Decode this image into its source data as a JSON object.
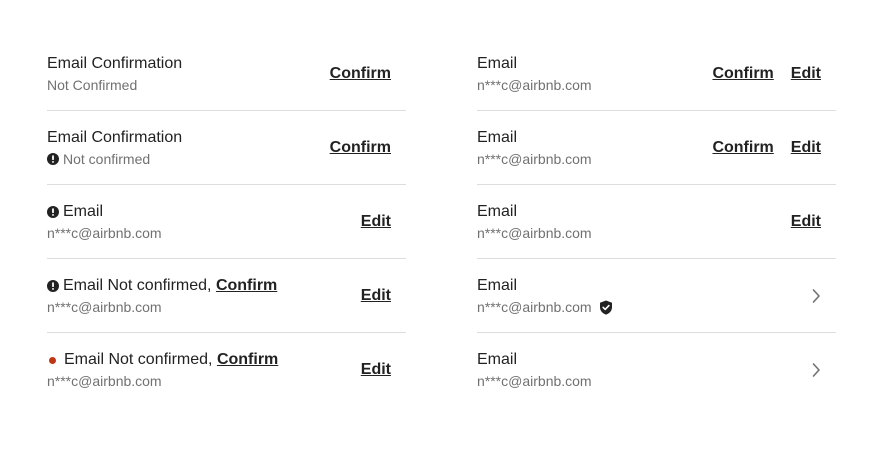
{
  "left_column": [
    {
      "title": "Email Confirmation",
      "subtitle": "Not Confirmed",
      "actions": [
        "Confirm"
      ]
    },
    {
      "title": "Email Confirmation",
      "subtitle": "Not confirmed",
      "subtitle_icon": "exclamation-circle-icon",
      "actions": [
        "Confirm"
      ]
    },
    {
      "title": "Email",
      "title_icon": "exclamation-circle-icon",
      "subtitle": "n***c@airbnb.com",
      "actions": [
        "Edit"
      ]
    },
    {
      "title": "Email Not confirmed, ",
      "title_icon": "exclamation-circle-icon",
      "title_link": "Confirm",
      "subtitle": "n***c@airbnb.com",
      "actions": [
        "Edit"
      ]
    },
    {
      "title": "Email Not confirmed, ",
      "title_icon": "red-dot-icon",
      "title_link": "Confirm",
      "subtitle": "n***c@airbnb.com",
      "actions": [
        "Edit"
      ]
    }
  ],
  "right_column": [
    {
      "title": "Email",
      "subtitle": "n***c@airbnb.com",
      "actions": [
        "Confirm",
        "Edit"
      ]
    },
    {
      "title": "Email",
      "subtitle": "n***c@airbnb.com",
      "actions": [
        "Confirm",
        "Edit"
      ]
    },
    {
      "title": "Email",
      "subtitle": "n***c@airbnb.com",
      "actions": [
        "Edit"
      ]
    },
    {
      "title": "Email",
      "subtitle": "n***c@airbnb.com",
      "subtitle_icon": "verified-shield-icon",
      "action_icon": "chevron-right-icon"
    },
    {
      "title": "Email",
      "subtitle": "n***c@airbnb.com",
      "action_icon": "chevron-right-icon"
    }
  ],
  "colors": {
    "text_primary": "#222222",
    "text_secondary": "#717171",
    "divider": "#dddddd",
    "alert_red": "#c13515"
  }
}
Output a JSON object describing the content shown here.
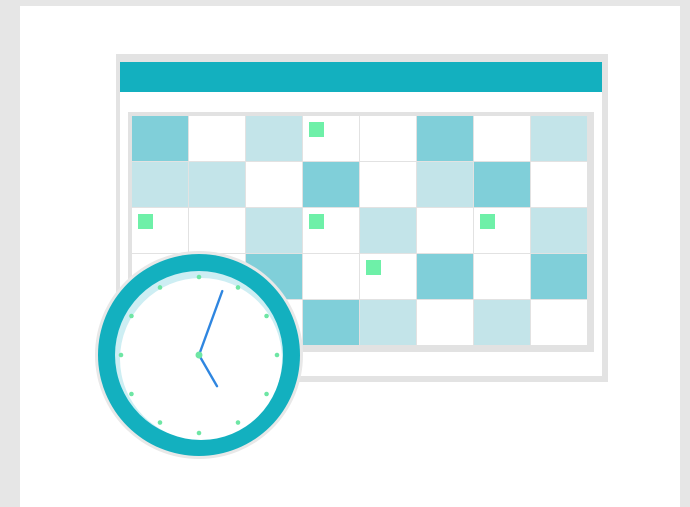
{
  "colors": {
    "page_bg": "#e6e6e6",
    "card_bg": "#ffffff",
    "accent": "#13b0bf",
    "cell_dark": "#80cfd9",
    "cell_light": "#c3e4e9",
    "cell_white": "#ffffff",
    "event_marker": "#6ef0a8",
    "clock_hands": "#2f86e0",
    "clock_ticks": "#6ee6a4",
    "calendar_frame": "#e3e3e3"
  },
  "calendar": {
    "columns": 8,
    "rows": 5,
    "cells": [
      [
        "dark",
        "white",
        "light",
        "white",
        "white",
        "dark",
        "white",
        "light"
      ],
      [
        "light",
        "light",
        "white",
        "dark",
        "white",
        "light",
        "dark",
        "white"
      ],
      [
        "white",
        "white",
        "light",
        "white",
        "light",
        "white",
        "white",
        "light"
      ],
      [
        "white",
        "white",
        "dark",
        "white",
        "white",
        "dark",
        "white",
        "dark"
      ],
      [
        "white",
        "white",
        "white",
        "dark",
        "light",
        "white",
        "light",
        "white"
      ]
    ],
    "event_markers": [
      {
        "row": 0,
        "col": 3
      },
      {
        "row": 2,
        "col": 0
      },
      {
        "row": 2,
        "col": 3
      },
      {
        "row": 2,
        "col": 6
      },
      {
        "row": 3,
        "col": 4
      }
    ]
  },
  "clock": {
    "hour_hand_angle_deg": 150,
    "minute_hand_angle_deg": 20,
    "tick_count": 12
  }
}
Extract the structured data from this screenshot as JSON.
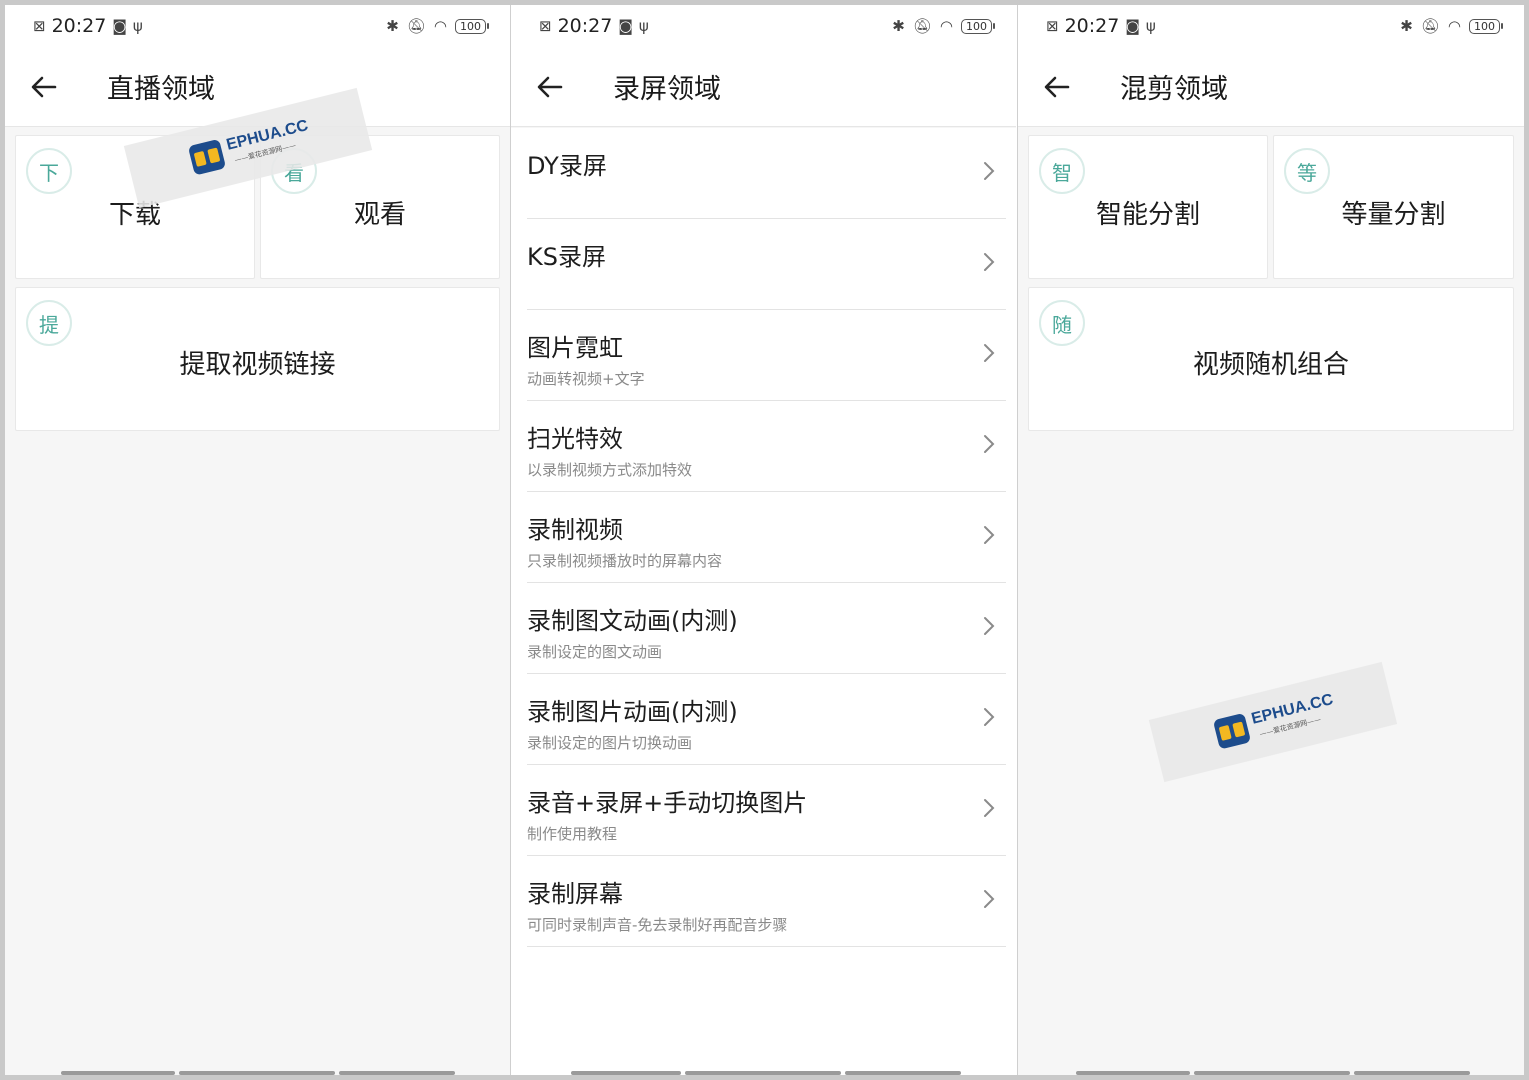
{
  "status_bar": {
    "time": "20:27",
    "battery": "100"
  },
  "screens": [
    {
      "title": "直播领域",
      "cards": [
        {
          "badge": "下",
          "label": "下载"
        },
        {
          "badge": "看",
          "label": "观看"
        },
        {
          "badge": "提",
          "label": "提取视频链接"
        }
      ]
    },
    {
      "title": "录屏领域",
      "items": [
        {
          "title": "DY录屏",
          "subtitle": ""
        },
        {
          "title": "KS录屏",
          "subtitle": ""
        },
        {
          "title": "图片霓虹",
          "subtitle": "动画转视频+文字"
        },
        {
          "title": "扫光特效",
          "subtitle": "以录制视频方式添加特效"
        },
        {
          "title": "录制视频",
          "subtitle": "只录制视频播放时的屏幕内容"
        },
        {
          "title": "录制图文动画(内测)",
          "subtitle": "录制设定的图文动画"
        },
        {
          "title": "录制图片动画(内测)",
          "subtitle": "录制设定的图片切换动画"
        },
        {
          "title": "录音+录屏+手动切换图片",
          "subtitle": "制作使用教程"
        },
        {
          "title": "录制屏幕",
          "subtitle": "可同时录制声音-免去录制好再配音步骤"
        }
      ]
    },
    {
      "title": "混剪领域",
      "cards": [
        {
          "badge": "智",
          "label": "智能分割"
        },
        {
          "badge": "等",
          "label": "等量分割"
        },
        {
          "badge": "随",
          "label": "视频随机组合"
        }
      ]
    }
  ],
  "watermark": {
    "text": "EPHUA.CC",
    "subtext": "——爱花资源网——"
  },
  "colors": {
    "accent": "#4aa89a",
    "background": "#f6f6f6",
    "card": "#ffffff"
  }
}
*-*-*
The exercise: Pictures are not part of the copy; reproduce everything else in the records exactly.

Exercise answer:
Decode this image into its source data as a JSON object.
{
  "left_column": [
    {
      "title": "Email Confirmation",
      "subtitle": "Not Confirmed",
      "actions": [
        "Confirm"
      ]
    },
    {
      "title": "Email Confirmation",
      "subtitle": "Not confirmed",
      "subtitle_icon": "exclamation-circle-icon",
      "actions": [
        "Confirm"
      ]
    },
    {
      "title": "Email",
      "title_icon": "exclamation-circle-icon",
      "subtitle": "n***c@airbnb.com",
      "actions": [
        "Edit"
      ]
    },
    {
      "title": "Email Not confirmed, ",
      "title_icon": "exclamation-circle-icon",
      "title_link": "Confirm",
      "subtitle": "n***c@airbnb.com",
      "actions": [
        "Edit"
      ]
    },
    {
      "title": "Email Not confirmed, ",
      "title_icon": "red-dot-icon",
      "title_link": "Confirm",
      "subtitle": "n***c@airbnb.com",
      "actions": [
        "Edit"
      ]
    }
  ],
  "right_column": [
    {
      "title": "Email",
      "subtitle": "n***c@airbnb.com",
      "actions": [
        "Confirm",
        "Edit"
      ]
    },
    {
      "title": "Email",
      "subtitle": "n***c@airbnb.com",
      "actions": [
        "Confirm",
        "Edit"
      ]
    },
    {
      "title": "Email",
      "subtitle": "n***c@airbnb.com",
      "actions": [
        "Edit"
      ]
    },
    {
      "title": "Email",
      "subtitle": "n***c@airbnb.com",
      "subtitle_icon": "verified-shield-icon",
      "action_icon": "chevron-right-icon"
    },
    {
      "title": "Email",
      "subtitle": "n***c@airbnb.com",
      "action_icon": "chevron-right-icon"
    }
  ],
  "colors": {
    "text_primary": "#222222",
    "text_secondary": "#717171",
    "divider": "#dddddd",
    "alert_red": "#c13515"
  }
}
Output a JSON object describing the content shown here.
{
  "colors": {
    "page_bg": "#e6e6e6",
    "card_bg": "#ffffff",
    "accent": "#13b0bf",
    "cell_dark": "#80cfd9",
    "cell_light": "#c3e4e9",
    "cell_white": "#ffffff",
    "event_marker": "#6ef0a8",
    "clock_hands": "#2f86e0",
    "clock_ticks": "#6ee6a4",
    "calendar_frame": "#e3e3e3"
  },
  "calendar": {
    "columns": 8,
    "rows": 5,
    "cells": [
      [
        "dark",
        "white",
        "light",
        "white",
        "white",
        "dark",
        "white",
        "light"
      ],
      [
        "light",
        "light",
        "white",
        "dark",
        "white",
        "light",
        "dark",
        "white"
      ],
      [
        "white",
        "white",
        "light",
        "white",
        "light",
        "white",
        "white",
        "light"
      ],
      [
        "white",
        "white",
        "dark",
        "white",
        "white",
        "dark",
        "white",
        "dark"
      ],
      [
        "white",
        "white",
        "white",
        "dark",
        "light",
        "white",
        "light",
        "white"
      ]
    ],
    "event_markers": [
      {
        "row": 0,
        "col": 3
      },
      {
        "row": 2,
        "col": 0
      },
      {
        "row": 2,
        "col": 3
      },
      {
        "row": 2,
        "col": 6
      },
      {
        "row": 3,
        "col": 4
      }
    ]
  },
  "clock": {
    "hour_hand_angle_deg": 150,
    "minute_hand_angle_deg": 20,
    "tick_count": 12
  }
}
Extract the structured data from this screenshot as JSON.
{
  "status_bar": {
    "time": "20:27",
    "battery": "100"
  },
  "screens": [
    {
      "title": "直播领域",
      "cards": [
        {
          "badge": "下",
          "label": "下载"
        },
        {
          "badge": "看",
          "label": "观看"
        },
        {
          "badge": "提",
          "label": "提取视频链接"
        }
      ]
    },
    {
      "title": "录屏领域",
      "items": [
        {
          "title": "DY录屏",
          "subtitle": ""
        },
        {
          "title": "KS录屏",
          "subtitle": ""
        },
        {
          "title": "图片霓虹",
          "subtitle": "动画转视频+文字"
        },
        {
          "title": "扫光特效",
          "subtitle": "以录制视频方式添加特效"
        },
        {
          "title": "录制视频",
          "subtitle": "只录制视频播放时的屏幕内容"
        },
        {
          "title": "录制图文动画(内测)",
          "subtitle": "录制设定的图文动画"
        },
        {
          "title": "录制图片动画(内测)",
          "subtitle": "录制设定的图片切换动画"
        },
        {
          "title": "录音+录屏+手动切换图片",
          "subtitle": "制作使用教程"
        },
        {
          "title": "录制屏幕",
          "subtitle": "可同时录制声音-免去录制好再配音步骤"
        }
      ]
    },
    {
      "title": "混剪领域",
      "cards": [
        {
          "badge": "智",
          "label": "智能分割"
        },
        {
          "badge": "等",
          "label": "等量分割"
        },
        {
          "badge": "随",
          "label": "视频随机组合"
        }
      ]
    }
  ],
  "watermark": {
    "text": "EPHUA.CC",
    "subtext": "——爱花资源网——"
  },
  "colors": {
    "accent": "#4aa89a",
    "background": "#f6f6f6",
    "card": "#ffffff"
  }
}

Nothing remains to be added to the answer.